(Records from a collection)
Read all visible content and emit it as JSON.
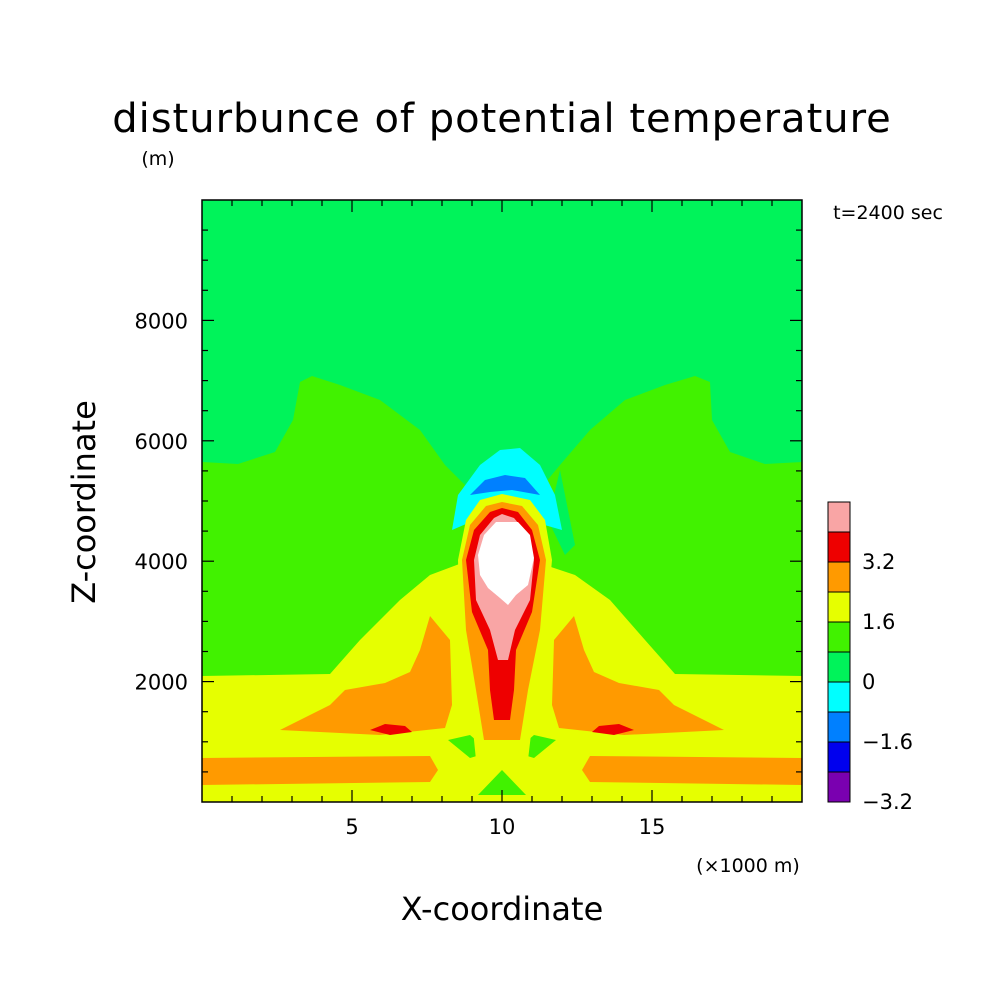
{
  "chart_data": {
    "type": "contour",
    "title": "disturbunce of potential temperature",
    "ylabel": "Z-coordinate",
    "yunit": "(m)",
    "xlabel": "X-coordinate",
    "xunit": "(×1000 m)",
    "time_label": "t=2400 sec",
    "xlim": [
      0,
      20
    ],
    "ylim": [
      0,
      10000
    ],
    "x_ticks": [
      5,
      10,
      15
    ],
    "y_ticks": [
      2000,
      4000,
      6000,
      8000
    ],
    "colorbar": {
      "levels": [
        {
          "label": "",
          "color": "#f9a5a5"
        },
        {
          "label": "3.2",
          "color": "#ee0000"
        },
        {
          "label": "",
          "color": "#ff9a00"
        },
        {
          "label": "1.6",
          "color": "#e6ff00"
        },
        {
          "label": "",
          "color": "#41f200"
        },
        {
          "label": "0",
          "color": "#00f35a"
        },
        {
          "label": "",
          "color": "#00ffff"
        },
        {
          "label": "-1.6",
          "color": "#0080ff"
        },
        {
          "label": "",
          "color": "#0000ee"
        },
        {
          "label": "-3.2",
          "color": "#7a00b0"
        }
      ]
    }
  }
}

Problem statement — The records above must be transcribed exactly. Pictures are left out of the copy.

Solution to the exercise —
Read all visible content and emit it as JSON.
{
  "chart_data": {
    "type": "contour",
    "title": "disturbunce of potential temperature",
    "ylabel": "Z-coordinate",
    "yunit": "(m)",
    "xlabel": "X-coordinate",
    "xunit": "(×1000 m)",
    "time_label": "t=2400 sec",
    "xlim": [
      0,
      20
    ],
    "ylim": [
      0,
      10000
    ],
    "x_ticks": [
      5,
      10,
      15
    ],
    "y_ticks": [
      2000,
      4000,
      6000,
      8000
    ],
    "colorbar": {
      "levels": [
        {
          "label": "",
          "color": "#f9a5a5"
        },
        {
          "label": "3.2",
          "color": "#ee0000"
        },
        {
          "label": "",
          "color": "#ff9a00"
        },
        {
          "label": "1.6",
          "color": "#e6ff00"
        },
        {
          "label": "",
          "color": "#41f200"
        },
        {
          "label": "0",
          "color": "#00f35a"
        },
        {
          "label": "",
          "color": "#00ffff"
        },
        {
          "label": "-1.6",
          "color": "#0080ff"
        },
        {
          "label": "",
          "color": "#0000ee"
        },
        {
          "label": "-3.2",
          "color": "#7a00b0"
        }
      ]
    }
  }
}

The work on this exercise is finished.